◆ EXERCISE INSTRUCTIONS: Your task is to copy every line of the records below that contains "재단법인".

--- start of SOURCE DATA ---

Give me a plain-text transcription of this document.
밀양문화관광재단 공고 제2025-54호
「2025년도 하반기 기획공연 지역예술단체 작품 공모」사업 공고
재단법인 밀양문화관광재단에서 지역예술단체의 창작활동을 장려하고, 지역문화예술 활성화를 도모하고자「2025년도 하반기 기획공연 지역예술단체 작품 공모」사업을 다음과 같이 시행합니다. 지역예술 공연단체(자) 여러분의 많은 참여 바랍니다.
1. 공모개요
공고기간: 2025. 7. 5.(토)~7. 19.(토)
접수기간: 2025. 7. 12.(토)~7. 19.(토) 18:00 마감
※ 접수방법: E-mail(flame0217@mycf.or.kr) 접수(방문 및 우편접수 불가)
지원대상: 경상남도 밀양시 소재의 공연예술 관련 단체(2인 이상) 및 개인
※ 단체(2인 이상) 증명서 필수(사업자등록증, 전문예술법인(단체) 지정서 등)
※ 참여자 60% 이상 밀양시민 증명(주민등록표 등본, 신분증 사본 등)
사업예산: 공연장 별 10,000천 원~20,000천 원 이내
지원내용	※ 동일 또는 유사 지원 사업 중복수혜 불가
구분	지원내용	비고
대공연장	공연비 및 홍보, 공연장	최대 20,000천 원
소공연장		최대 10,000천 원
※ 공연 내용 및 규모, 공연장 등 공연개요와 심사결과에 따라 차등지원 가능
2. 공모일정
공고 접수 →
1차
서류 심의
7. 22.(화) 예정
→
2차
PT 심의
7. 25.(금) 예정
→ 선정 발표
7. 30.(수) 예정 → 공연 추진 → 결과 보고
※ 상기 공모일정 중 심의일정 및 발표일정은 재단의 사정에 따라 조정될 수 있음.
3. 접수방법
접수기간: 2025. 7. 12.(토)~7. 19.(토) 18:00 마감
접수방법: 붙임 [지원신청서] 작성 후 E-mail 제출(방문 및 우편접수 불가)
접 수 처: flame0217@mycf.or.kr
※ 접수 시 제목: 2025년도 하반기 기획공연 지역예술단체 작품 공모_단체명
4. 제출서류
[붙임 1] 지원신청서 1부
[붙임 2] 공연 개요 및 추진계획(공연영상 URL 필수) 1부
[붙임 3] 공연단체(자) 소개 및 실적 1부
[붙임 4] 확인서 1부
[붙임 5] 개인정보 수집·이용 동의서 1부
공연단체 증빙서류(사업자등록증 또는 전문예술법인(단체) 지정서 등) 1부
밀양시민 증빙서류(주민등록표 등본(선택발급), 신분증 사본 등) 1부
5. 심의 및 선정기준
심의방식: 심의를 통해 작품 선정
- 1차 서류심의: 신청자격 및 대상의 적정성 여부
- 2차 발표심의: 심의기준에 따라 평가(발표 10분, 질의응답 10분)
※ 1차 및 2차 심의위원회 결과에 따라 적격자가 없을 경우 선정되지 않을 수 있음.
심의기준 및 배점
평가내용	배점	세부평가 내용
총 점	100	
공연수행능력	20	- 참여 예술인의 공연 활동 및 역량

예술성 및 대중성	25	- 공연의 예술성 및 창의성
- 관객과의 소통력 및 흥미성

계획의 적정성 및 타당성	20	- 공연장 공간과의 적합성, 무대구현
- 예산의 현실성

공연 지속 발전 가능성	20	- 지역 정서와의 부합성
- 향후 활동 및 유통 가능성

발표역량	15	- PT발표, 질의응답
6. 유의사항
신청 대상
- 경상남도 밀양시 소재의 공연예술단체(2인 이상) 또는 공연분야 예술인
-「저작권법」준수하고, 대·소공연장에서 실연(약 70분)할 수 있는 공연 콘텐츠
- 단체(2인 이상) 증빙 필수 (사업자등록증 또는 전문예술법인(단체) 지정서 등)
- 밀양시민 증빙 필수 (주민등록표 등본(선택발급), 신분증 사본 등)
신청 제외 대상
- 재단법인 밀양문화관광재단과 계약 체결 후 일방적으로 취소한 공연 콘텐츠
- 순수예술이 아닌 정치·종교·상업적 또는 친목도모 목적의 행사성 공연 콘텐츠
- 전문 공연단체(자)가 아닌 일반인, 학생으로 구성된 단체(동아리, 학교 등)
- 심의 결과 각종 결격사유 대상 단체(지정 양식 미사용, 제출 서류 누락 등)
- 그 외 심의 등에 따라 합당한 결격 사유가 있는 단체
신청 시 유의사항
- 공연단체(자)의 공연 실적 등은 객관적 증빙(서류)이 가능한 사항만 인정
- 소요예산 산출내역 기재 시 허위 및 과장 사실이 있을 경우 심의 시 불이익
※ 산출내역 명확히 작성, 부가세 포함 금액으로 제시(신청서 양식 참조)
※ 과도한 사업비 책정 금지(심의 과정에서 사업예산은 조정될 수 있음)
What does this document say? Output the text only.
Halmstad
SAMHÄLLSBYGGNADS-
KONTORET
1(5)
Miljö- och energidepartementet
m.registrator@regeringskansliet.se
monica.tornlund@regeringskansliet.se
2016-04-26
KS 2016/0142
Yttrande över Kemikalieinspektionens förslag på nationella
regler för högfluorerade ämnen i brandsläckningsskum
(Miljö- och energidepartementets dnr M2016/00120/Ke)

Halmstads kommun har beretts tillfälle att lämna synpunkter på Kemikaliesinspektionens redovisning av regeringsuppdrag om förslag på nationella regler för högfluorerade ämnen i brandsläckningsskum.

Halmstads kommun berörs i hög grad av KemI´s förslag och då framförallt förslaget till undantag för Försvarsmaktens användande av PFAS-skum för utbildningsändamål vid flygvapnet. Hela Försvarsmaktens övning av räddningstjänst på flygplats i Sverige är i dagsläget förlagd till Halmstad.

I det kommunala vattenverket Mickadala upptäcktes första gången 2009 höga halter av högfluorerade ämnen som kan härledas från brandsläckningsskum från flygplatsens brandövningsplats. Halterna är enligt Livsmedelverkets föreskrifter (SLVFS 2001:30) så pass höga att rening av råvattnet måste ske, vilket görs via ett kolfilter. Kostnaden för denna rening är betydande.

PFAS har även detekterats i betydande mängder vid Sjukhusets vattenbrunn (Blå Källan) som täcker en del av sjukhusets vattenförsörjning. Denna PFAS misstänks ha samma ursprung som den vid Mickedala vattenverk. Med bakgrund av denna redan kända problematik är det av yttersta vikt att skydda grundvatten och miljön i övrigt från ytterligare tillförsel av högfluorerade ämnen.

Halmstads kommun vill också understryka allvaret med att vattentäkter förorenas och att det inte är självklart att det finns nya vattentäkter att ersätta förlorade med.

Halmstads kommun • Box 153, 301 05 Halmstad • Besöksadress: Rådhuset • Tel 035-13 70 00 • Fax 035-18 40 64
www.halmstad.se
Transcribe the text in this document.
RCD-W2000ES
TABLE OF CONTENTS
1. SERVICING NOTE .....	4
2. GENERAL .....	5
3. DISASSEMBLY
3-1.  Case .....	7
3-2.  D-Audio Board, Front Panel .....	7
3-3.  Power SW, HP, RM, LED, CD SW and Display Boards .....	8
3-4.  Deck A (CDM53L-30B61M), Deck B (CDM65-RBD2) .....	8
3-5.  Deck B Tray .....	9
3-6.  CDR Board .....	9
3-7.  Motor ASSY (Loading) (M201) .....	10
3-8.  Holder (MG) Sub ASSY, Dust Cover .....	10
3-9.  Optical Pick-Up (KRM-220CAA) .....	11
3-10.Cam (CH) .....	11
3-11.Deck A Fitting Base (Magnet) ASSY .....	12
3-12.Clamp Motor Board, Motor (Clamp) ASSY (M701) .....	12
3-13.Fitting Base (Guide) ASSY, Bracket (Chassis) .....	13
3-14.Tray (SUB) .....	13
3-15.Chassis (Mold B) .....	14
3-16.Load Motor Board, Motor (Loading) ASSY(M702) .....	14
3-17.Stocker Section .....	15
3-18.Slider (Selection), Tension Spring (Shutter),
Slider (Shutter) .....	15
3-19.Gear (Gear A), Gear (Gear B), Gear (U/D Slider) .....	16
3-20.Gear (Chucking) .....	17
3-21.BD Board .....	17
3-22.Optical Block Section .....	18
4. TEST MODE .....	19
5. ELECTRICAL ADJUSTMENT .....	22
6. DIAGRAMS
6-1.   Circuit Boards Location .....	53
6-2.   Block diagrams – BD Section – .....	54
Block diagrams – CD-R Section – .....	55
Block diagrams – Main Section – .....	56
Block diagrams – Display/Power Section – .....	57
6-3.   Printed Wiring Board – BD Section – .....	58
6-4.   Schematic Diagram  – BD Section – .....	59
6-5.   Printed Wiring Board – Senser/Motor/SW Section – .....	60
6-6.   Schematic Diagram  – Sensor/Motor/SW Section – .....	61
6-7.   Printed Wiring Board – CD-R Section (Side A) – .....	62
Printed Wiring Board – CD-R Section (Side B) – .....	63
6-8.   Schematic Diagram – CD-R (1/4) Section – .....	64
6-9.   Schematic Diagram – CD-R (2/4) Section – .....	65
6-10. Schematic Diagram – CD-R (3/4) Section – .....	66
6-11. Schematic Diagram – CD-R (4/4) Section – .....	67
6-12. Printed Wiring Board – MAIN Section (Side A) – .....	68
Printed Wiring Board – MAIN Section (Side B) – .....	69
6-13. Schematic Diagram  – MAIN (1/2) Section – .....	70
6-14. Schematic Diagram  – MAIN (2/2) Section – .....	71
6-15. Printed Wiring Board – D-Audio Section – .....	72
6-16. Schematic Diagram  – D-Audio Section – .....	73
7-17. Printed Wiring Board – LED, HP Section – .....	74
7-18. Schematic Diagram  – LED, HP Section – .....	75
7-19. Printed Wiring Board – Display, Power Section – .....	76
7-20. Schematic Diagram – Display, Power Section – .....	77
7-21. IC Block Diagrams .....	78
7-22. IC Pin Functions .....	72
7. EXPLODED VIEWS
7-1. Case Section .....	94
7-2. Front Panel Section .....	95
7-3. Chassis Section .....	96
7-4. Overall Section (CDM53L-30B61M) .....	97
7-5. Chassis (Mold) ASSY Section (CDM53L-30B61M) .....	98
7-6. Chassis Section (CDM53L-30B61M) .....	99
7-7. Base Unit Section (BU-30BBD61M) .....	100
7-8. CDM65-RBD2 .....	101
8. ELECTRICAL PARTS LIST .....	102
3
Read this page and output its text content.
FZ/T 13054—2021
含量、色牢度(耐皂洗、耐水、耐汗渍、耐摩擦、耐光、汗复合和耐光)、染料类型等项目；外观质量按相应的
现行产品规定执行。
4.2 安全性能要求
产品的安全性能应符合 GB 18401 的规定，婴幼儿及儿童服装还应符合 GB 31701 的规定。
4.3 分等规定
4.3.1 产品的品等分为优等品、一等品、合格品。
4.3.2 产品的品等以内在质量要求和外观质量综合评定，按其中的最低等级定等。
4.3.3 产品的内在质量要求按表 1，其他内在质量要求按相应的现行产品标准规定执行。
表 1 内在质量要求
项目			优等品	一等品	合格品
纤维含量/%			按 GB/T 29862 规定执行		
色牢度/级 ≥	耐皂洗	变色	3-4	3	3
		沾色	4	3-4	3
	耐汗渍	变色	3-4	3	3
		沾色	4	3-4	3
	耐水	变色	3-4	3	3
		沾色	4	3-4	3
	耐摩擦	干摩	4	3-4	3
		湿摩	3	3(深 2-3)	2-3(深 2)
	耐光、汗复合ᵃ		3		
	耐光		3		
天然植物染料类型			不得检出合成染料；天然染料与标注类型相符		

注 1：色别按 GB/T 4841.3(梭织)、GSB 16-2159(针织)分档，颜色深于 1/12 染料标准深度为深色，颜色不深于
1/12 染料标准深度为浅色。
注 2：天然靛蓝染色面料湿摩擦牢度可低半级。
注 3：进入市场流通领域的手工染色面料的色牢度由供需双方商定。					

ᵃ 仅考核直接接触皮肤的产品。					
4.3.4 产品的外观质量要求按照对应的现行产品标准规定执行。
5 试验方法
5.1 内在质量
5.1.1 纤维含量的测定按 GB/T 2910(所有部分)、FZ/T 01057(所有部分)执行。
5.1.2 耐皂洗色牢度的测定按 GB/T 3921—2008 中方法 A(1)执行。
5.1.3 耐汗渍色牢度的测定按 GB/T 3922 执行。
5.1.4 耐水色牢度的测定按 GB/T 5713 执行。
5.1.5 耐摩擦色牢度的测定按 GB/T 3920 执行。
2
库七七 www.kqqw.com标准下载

--- end of SOURCE DATA ---

◆ FINISHED TASK:
재단법인 밀양문화관광재단에서 지역예술단체의 창작활동을 장려하고, 지역문화예술 활성화를 도모하고자「2025년도 하반기 기획공연 지역예술단체 작품 공모」사업을 다음과 같이 시행합니다. 지역예술 공연단체(자) 여러분의 많은 참여 바랍니다.
- 재단법인 밀양문화관광재단과 계약 체결 후 일방적으로 취소한 공연 콘텐츠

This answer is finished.